**** RAW RECORDS ****

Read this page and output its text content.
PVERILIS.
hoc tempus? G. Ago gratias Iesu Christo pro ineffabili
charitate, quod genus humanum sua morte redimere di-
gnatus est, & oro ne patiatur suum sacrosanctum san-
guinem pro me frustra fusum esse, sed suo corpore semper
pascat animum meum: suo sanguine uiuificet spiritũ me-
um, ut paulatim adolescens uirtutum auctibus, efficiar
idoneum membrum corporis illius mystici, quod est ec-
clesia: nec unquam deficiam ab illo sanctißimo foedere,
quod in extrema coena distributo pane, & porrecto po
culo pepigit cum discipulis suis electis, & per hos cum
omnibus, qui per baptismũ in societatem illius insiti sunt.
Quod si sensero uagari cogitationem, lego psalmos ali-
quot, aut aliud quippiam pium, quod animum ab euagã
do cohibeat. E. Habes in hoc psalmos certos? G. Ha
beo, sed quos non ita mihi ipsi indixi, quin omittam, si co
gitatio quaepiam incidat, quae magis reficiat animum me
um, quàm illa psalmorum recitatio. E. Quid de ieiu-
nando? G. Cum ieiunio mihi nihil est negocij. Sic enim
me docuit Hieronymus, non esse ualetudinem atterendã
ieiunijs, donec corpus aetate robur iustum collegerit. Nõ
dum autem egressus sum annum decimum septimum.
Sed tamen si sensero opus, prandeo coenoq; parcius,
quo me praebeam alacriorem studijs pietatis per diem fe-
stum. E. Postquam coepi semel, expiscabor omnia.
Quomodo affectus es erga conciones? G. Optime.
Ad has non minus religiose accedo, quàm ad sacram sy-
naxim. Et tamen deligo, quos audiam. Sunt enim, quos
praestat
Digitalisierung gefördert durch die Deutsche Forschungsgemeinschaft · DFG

****

■ **DO THIS**
Of the lines in the listing, how many hold the word "psalmos"? Nothing but the number is needed.

■ **ANSWER FOR THE TASK**
2